### EXERCISE MATERIAL:
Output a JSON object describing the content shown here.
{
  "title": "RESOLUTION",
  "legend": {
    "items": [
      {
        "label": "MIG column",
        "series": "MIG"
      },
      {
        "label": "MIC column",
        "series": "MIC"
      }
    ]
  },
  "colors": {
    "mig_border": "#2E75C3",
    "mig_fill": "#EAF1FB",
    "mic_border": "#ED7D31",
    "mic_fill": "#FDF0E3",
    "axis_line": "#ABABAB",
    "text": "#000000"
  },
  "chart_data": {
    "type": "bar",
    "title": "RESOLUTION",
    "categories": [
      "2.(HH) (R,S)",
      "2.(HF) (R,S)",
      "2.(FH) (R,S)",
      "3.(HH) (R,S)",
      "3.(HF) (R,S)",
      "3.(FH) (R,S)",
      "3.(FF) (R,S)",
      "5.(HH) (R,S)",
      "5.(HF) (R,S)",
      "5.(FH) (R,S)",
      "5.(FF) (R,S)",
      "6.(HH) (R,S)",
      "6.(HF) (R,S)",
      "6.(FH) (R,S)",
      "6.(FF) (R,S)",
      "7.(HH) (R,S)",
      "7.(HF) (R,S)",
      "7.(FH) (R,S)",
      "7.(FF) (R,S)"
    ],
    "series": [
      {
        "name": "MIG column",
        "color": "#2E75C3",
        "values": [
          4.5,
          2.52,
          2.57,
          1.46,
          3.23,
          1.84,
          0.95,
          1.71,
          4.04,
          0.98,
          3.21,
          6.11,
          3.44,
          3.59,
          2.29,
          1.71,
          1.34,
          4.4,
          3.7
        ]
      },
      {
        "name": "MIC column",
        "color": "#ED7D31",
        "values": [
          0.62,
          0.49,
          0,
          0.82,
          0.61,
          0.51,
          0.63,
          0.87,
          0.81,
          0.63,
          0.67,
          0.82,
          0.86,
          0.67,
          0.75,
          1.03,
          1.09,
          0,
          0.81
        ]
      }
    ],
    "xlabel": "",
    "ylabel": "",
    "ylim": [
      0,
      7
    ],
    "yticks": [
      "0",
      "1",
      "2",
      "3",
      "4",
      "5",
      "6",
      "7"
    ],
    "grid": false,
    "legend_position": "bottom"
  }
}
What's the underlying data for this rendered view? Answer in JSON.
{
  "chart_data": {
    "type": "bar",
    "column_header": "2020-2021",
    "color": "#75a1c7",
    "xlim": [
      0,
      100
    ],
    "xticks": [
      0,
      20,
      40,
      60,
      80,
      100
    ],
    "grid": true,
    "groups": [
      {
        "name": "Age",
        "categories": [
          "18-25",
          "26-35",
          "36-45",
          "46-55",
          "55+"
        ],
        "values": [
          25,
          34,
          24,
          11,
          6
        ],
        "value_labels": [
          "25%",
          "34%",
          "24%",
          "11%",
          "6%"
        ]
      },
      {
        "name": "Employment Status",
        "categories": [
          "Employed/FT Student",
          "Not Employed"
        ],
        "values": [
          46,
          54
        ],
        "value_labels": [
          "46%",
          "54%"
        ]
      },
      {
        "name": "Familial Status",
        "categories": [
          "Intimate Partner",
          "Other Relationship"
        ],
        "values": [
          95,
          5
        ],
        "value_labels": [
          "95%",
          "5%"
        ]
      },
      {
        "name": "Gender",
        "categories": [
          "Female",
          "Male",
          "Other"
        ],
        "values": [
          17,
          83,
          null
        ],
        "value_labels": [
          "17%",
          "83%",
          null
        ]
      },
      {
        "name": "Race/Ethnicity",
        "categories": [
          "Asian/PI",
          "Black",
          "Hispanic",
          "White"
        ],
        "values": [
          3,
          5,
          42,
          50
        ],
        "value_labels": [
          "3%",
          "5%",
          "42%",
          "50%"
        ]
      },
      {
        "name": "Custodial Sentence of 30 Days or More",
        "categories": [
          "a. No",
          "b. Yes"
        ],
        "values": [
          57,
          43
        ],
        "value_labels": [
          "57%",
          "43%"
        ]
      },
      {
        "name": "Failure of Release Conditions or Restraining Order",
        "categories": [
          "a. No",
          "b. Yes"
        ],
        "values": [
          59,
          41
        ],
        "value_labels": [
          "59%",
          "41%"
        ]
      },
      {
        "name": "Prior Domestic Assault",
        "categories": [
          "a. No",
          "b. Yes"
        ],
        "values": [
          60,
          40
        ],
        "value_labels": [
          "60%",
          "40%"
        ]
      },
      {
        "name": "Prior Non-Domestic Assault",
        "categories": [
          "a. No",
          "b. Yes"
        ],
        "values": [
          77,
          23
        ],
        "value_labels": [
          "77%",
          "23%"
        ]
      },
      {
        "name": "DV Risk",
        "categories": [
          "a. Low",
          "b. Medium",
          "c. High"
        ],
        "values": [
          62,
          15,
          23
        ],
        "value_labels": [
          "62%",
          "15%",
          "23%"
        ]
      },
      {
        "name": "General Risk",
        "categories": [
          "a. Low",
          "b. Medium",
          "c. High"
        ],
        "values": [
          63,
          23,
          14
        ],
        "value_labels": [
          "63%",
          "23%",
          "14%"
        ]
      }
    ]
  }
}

### SHORT TASK:
Quote all of the entries exactly as they appear.

### SOLUTION TO THE EXERCISE:
Output a JSON object describing the content shown here.
{
  "title": "RESOLUTION",
  "legend": {
    "items": [
      {
        "label": "MIG column",
        "series": "MIG"
      },
      {
        "label": "MIC column",
        "series": "MIC"
      }
    ]
  },
  "colors": {
    "mig_border": "#2E75C3",
    "mig_fill": "#EAF1FB",
    "mic_border": "#ED7D31",
    "mic_fill": "#FDF0E3",
    "axis_line": "#ABABAB",
    "text": "#000000"
  },
  "chart_data": {
    "type": "bar",
    "title": "RESOLUTION",
    "categories": [
      "2.(HH) (R,S)",
      "2.(HF) (R,S)",
      "2.(FH) (R,S)",
      "3.(HH) (R,S)",
      "3.(HF) (R,S)",
      "3.(FH) (R,S)",
      "3.(FF) (R,S)",
      "5.(HH) (R,S)",
      "5.(HF) (R,S)",
      "5.(FH) (R,S)",
      "5.(FF) (R,S)",
      "6.(HH) (R,S)",
      "6.(HF) (R,S)",
      "6.(FH) (R,S)",
      "6.(FF) (R,S)",
      "7.(HH) (R,S)",
      "7.(HF) (R,S)",
      "7.(FH) (R,S)",
      "7.(FF) (R,S)"
    ],
    "series": [
      {
        "name": "MIG column",
        "color": "#2E75C3",
        "values": [
          4.5,
          2.52,
          2.57,
          1.46,
          3.23,
          1.84,
          0.95,
          1.71,
          4.04,
          0.98,
          3.21,
          6.11,
          3.44,
          3.59,
          2.29,
          1.71,
          1.34,
          4.4,
          3.7
        ]
      },
      {
        "name": "MIC column",
        "color": "#ED7D31",
        "values": [
          0.62,
          0.49,
          0,
          0.82,
          0.61,
          0.51,
          0.63,
          0.87,
          0.81,
          0.63,
          0.67,
          0.82,
          0.86,
          0.67,
          0.75,
          1.03,
          1.09,
          0,
          0.81
        ]
      }
    ],
    "xlabel": "",
    "ylabel": "",
    "ylim": [
      0,
      7
    ],
    "yticks": [
      "0",
      "1",
      "2",
      "3",
      "4",
      "5",
      "6",
      "7"
    ],
    "grid": false,
    "legend_position": "bottom"
  }
}
What's the underlying data for this rendered view? Answer in JSON.
{
  "chart_data": {
    "type": "bar",
    "column_header": "2020-2021",
    "color": "#75a1c7",
    "xlim": [
      0,
      100
    ],
    "xticks": [
      0,
      20,
      40,
      60,
      80,
      100
    ],
    "grid": true,
    "groups": [
      {
        "name": "Age",
        "categories": [
          "18-25",
          "26-35",
          "36-45",
          "46-55",
          "55+"
        ],
        "values": [
          25,
          34,
          24,
          11,
          6
        ],
        "value_labels": [
          "25%",
          "34%",
          "24%",
          "11%",
          "6%"
        ]
      },
      {
        "name": "Employment Status",
        "categories": [
          "Employed/FT Student",
          "Not Employed"
        ],
        "values": [
          46,
          54
        ],
        "value_labels": [
          "46%",
          "54%"
        ]
      },
      {
        "name": "Familial Status",
        "categories": [
          "Intimate Partner",
          "Other Relationship"
        ],
        "values": [
          95,
          5
        ],
        "value_labels": [
          "95%",
          "5%"
        ]
      },
      {
        "name": "Gender",
        "categories": [
          "Female",
          "Male",
          "Other"
        ],
        "values": [
          17,
          83,
          null
        ],
        "value_labels": [
          "17%",
          "83%",
          null
        ]
      },
      {
        "name": "Race/Ethnicity",
        "categories": [
          "Asian/PI",
          "Black",
          "Hispanic",
          "White"
        ],
        "values": [
          3,
          5,
          42,
          50
        ],
        "value_labels": [
          "3%",
          "5%",
          "42%",
          "50%"
        ]
      },
      {
        "name": "Custodial Sentence of 30 Days or More",
        "categories": [
          "a. No",
          "b. Yes"
        ],
        "values": [
          57,
          43
        ],
        "value_labels": [
          "57%",
          "43%"
        ]
      },
      {
        "name": "Failure of Release Conditions or Restraining Order",
        "categories": [
          "a. No",
          "b. Yes"
        ],
        "values": [
          59,
          41
        ],
        "value_labels": [
          "59%",
          "41%"
        ]
      },
      {
        "name": "Prior Domestic Assault",
        "categories": [
          "a. No",
          "b. Yes"
        ],
        "values": [
          60,
          40
        ],
        "value_labels": [
          "60%",
          "40%"
        ]
      },
      {
        "name": "Prior Non-Domestic Assault",
        "categories": [
          "a. No",
          "b. Yes"
        ],
        "values": [
          77,
          23
        ],
        "value_labels": [
          "77%",
          "23%"
        ]
      },
      {
        "name": "DV Risk",
        "categories": [
          "a. Low",
          "b. Medium",
          "c. High"
        ],
        "values": [
          62,
          15,
          23
        ],
        "value_labels": [
          "62%",
          "15%",
          "23%"
        ]
      },
      {
        "name": "General Risk",
        "categories": [
          "a. Low",
          "b. Medium",
          "c. High"
        ],
        "values": [
          63,
          23,
          14
        ],
        "value_labels": [
          "63%",
          "23%",
          "14%"
        ]
      }
    ]
  }
}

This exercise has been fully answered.